TASK GOAL. Make a verbatim copy of the entries below; pictures stay out.

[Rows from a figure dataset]
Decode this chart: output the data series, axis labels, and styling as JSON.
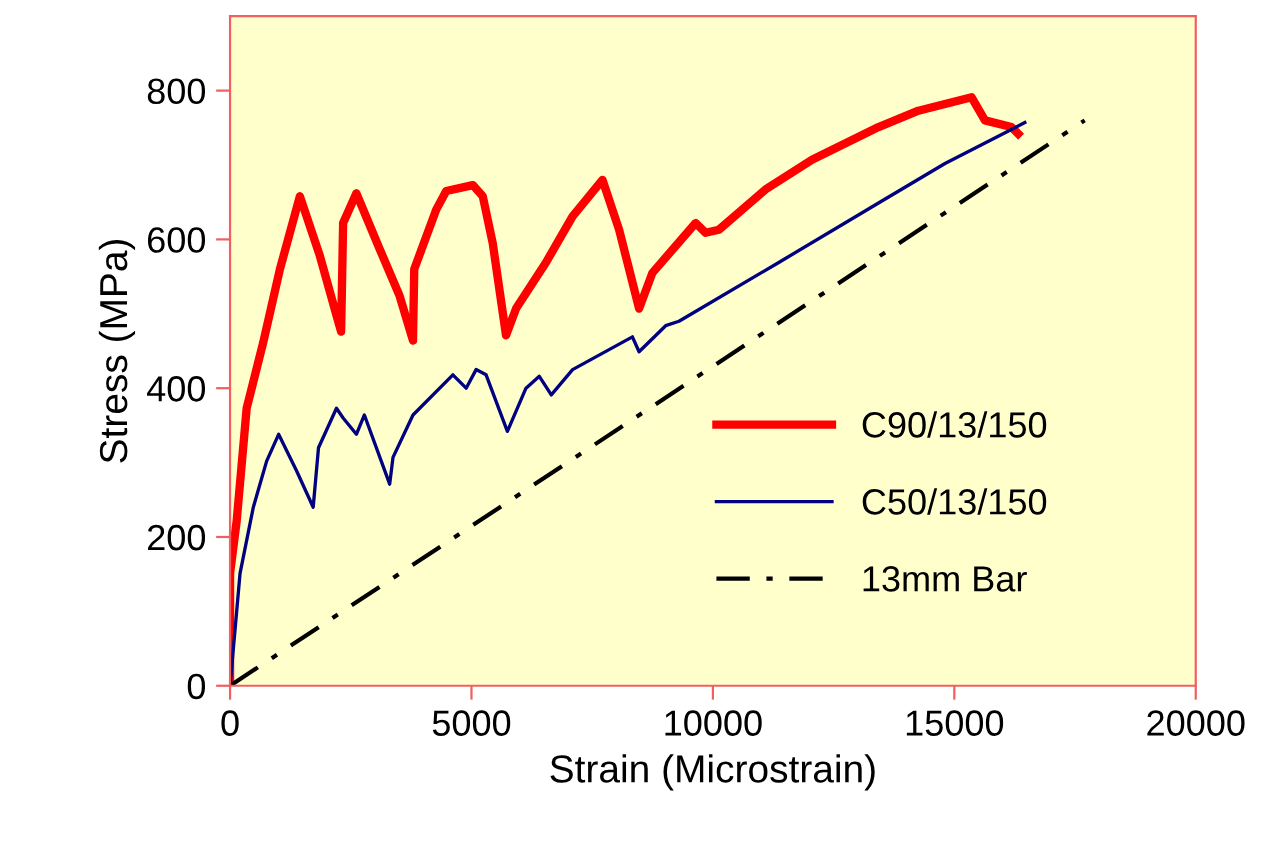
{
  "chart_data": {
    "type": "line",
    "xlabel": "Strain (Microstrain)",
    "ylabel": "Stress (MPa)",
    "xlim": [
      0,
      20000
    ],
    "ylim": [
      0,
      900
    ],
    "xticks": [
      0,
      5000,
      10000,
      15000,
      20000
    ],
    "yticks": [
      0,
      200,
      400,
      600,
      800
    ],
    "grid": false,
    "legend": "right",
    "marker": "none",
    "series": [
      {
        "name": "C90/13/150",
        "color": "#ff0000",
        "line_style": "solid",
        "x": [
          0,
          0,
          138,
          344,
          689,
          1033,
          1446,
          1860,
          2204,
          2300,
          2342,
          2617,
          3099,
          3512,
          3789,
          3815,
          4270,
          4477,
          5028,
          5234,
          5440,
          5716,
          5923,
          6543,
          7094,
          7713,
          8058,
          8471,
          8747,
          9642,
          9848,
          10124,
          11087,
          12053,
          13430,
          14256,
          15358,
          15634,
          16185,
          16322
        ],
        "values": [
          0,
          151,
          222,
          373,
          462,
          560,
          658,
          578,
          498,
          476,
          622,
          662,
          587,
          524,
          464,
          560,
          640,
          665,
          673,
          658,
          595,
          471,
          507,
          569,
          631,
          680,
          613,
          507,
          555,
          622,
          609,
          613,
          667,
          707,
          751,
          773,
          791,
          760,
          751,
          742
        ]
      },
      {
        "name": "C50/13/150",
        "color": "#000080",
        "line_style": "solid",
        "x": [
          0,
          207,
          482,
          758,
          1006,
          1377,
          1722,
          1832,
          2204,
          2342,
          2617,
          2782,
          3306,
          3375,
          3789,
          4615,
          4890,
          5096,
          5303,
          5744,
          6129,
          6405,
          6653,
          7094,
          8333,
          8471,
          9022,
          9298,
          11364,
          13430,
          14807,
          16460
        ],
        "values": [
          0,
          151,
          240,
          302,
          338,
          289,
          240,
          320,
          373,
          360,
          338,
          364,
          271,
          307,
          364,
          418,
          400,
          425,
          418,
          342,
          400,
          416,
          391,
          425,
          469,
          449,
          484,
          490,
          569,
          649,
          702,
          757
        ]
      },
      {
        "name": "13mm Bar",
        "color": "#000000",
        "line_style": "dashdot",
        "x": [
          0,
          17700
        ],
        "values": [
          0,
          760
        ]
      }
    ]
  }
}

RESPONSE BELOW.
Decode this chart: output the data series, axis labels, and styling as JSON.
{
  "chart_data": {
    "type": "line",
    "xlabel": "Strain (Microstrain)",
    "ylabel": "Stress (MPa)",
    "xlim": [
      0,
      20000
    ],
    "ylim": [
      0,
      900
    ],
    "xticks": [
      0,
      5000,
      10000,
      15000,
      20000
    ],
    "yticks": [
      0,
      200,
      400,
      600,
      800
    ],
    "grid": false,
    "legend": "right",
    "marker": "none",
    "series": [
      {
        "name": "C90/13/150",
        "color": "#ff0000",
        "line_style": "solid",
        "x": [
          0,
          0,
          138,
          344,
          689,
          1033,
          1446,
          1860,
          2204,
          2300,
          2342,
          2617,
          3099,
          3512,
          3789,
          3815,
          4270,
          4477,
          5028,
          5234,
          5440,
          5716,
          5923,
          6543,
          7094,
          7713,
          8058,
          8471,
          8747,
          9642,
          9848,
          10124,
          11087,
          12053,
          13430,
          14256,
          15358,
          15634,
          16185,
          16322
        ],
        "values": [
          0,
          151,
          222,
          373,
          462,
          560,
          658,
          578,
          498,
          476,
          622,
          662,
          587,
          524,
          464,
          560,
          640,
          665,
          673,
          658,
          595,
          471,
          507,
          569,
          631,
          680,
          613,
          507,
          555,
          622,
          609,
          613,
          667,
          707,
          751,
          773,
          791,
          760,
          751,
          742
        ]
      },
      {
        "name": "C50/13/150",
        "color": "#000080",
        "line_style": "solid",
        "x": [
          0,
          207,
          482,
          758,
          1006,
          1377,
          1722,
          1832,
          2204,
          2342,
          2617,
          2782,
          3306,
          3375,
          3789,
          4615,
          4890,
          5096,
          5303,
          5744,
          6129,
          6405,
          6653,
          7094,
          8333,
          8471,
          9022,
          9298,
          11364,
          13430,
          14807,
          16460
        ],
        "values": [
          0,
          151,
          240,
          302,
          338,
          289,
          240,
          320,
          373,
          360,
          338,
          364,
          271,
          307,
          364,
          418,
          400,
          425,
          418,
          342,
          400,
          416,
          391,
          425,
          469,
          449,
          484,
          490,
          569,
          649,
          702,
          757
        ]
      },
      {
        "name": "13mm Bar",
        "color": "#000000",
        "line_style": "dashdot",
        "x": [
          0,
          17700
        ],
        "values": [
          0,
          760
        ]
      }
    ]
  }
}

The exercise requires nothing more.